= Supplied material =
--------------------------------------------------

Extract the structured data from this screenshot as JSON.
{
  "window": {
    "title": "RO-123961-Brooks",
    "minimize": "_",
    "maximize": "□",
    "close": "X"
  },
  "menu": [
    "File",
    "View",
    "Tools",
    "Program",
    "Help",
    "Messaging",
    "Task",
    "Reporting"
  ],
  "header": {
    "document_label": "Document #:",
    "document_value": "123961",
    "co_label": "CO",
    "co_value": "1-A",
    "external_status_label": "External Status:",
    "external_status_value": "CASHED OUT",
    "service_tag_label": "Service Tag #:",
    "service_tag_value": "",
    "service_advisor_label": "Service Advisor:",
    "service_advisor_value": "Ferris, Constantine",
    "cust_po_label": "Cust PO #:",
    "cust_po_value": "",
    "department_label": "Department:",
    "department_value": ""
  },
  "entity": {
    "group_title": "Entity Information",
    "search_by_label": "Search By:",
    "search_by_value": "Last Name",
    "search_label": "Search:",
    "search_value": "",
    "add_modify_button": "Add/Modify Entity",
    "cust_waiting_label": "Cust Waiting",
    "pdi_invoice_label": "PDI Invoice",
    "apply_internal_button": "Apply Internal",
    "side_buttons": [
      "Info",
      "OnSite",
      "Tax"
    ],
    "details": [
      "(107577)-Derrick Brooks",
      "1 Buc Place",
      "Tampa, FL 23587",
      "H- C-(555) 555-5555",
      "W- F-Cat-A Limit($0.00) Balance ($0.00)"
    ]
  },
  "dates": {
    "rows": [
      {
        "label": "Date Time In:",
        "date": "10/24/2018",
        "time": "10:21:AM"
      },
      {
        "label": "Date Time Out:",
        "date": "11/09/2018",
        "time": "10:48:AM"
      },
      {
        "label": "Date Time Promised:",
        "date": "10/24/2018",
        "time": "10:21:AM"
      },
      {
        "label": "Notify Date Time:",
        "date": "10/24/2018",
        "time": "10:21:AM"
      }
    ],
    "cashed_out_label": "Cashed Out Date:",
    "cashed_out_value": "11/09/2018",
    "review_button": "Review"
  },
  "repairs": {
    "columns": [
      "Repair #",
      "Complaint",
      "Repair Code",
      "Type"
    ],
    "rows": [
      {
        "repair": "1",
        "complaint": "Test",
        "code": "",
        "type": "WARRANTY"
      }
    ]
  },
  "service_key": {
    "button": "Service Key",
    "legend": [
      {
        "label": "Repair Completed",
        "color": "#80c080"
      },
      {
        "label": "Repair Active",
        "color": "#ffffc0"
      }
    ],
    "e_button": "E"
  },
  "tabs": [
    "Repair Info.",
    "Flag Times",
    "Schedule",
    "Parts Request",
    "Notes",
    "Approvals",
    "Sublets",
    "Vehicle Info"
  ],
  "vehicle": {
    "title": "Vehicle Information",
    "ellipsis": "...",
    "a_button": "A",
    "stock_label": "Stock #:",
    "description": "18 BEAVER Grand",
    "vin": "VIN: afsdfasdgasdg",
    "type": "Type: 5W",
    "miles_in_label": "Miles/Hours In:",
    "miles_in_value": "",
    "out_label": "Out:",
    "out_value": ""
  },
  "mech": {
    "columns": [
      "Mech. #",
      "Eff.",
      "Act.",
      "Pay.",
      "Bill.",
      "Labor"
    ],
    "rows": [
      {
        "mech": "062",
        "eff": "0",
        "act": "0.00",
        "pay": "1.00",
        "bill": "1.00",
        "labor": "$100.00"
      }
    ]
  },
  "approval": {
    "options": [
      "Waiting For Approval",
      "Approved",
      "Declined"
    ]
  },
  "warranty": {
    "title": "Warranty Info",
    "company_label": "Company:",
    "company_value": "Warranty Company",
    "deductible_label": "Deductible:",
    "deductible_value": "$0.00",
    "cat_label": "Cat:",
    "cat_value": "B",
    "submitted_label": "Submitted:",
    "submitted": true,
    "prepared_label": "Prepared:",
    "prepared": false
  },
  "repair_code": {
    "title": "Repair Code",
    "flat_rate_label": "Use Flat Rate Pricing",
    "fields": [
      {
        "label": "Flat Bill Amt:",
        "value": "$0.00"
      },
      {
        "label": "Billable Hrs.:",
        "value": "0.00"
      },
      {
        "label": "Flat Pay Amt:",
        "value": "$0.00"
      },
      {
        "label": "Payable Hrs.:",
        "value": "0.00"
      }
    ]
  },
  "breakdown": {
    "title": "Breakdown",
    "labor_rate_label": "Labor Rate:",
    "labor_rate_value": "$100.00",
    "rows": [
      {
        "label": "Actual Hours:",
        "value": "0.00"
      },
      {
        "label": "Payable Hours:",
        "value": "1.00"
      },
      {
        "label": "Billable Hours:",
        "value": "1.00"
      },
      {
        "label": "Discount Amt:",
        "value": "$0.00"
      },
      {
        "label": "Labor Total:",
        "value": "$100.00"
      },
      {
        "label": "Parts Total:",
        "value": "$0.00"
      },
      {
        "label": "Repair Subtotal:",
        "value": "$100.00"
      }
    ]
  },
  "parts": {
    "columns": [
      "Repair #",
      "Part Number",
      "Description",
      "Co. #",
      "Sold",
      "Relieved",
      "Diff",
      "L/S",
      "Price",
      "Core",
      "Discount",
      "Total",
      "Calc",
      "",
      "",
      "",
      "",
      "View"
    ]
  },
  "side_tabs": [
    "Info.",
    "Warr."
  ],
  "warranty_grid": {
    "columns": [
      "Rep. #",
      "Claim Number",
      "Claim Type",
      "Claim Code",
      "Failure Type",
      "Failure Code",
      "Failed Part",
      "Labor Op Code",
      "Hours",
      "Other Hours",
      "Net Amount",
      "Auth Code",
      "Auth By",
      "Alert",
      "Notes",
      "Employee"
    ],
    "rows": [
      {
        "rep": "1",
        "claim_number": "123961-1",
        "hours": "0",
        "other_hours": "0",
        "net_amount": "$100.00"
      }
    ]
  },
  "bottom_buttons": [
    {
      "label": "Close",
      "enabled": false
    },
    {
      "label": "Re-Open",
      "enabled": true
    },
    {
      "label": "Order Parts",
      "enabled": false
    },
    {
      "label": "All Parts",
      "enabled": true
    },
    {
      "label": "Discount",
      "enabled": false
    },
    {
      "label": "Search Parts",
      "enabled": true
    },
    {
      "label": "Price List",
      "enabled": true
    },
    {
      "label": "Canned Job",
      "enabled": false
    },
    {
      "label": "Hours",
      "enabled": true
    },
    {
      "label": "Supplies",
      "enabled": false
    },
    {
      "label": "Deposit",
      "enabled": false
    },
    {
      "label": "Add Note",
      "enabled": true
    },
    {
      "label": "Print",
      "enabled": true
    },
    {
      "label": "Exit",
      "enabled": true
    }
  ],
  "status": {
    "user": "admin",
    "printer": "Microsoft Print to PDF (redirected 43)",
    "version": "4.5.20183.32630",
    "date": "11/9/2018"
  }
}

--------------------------------------------------

Within the listing above, copy each line that has the string "Flat".

    "flat_rate_label": "Use Flat Rate Pricing",
        "label": "Flat Bill Amt:",
        "label": "Flat Pay Amt:",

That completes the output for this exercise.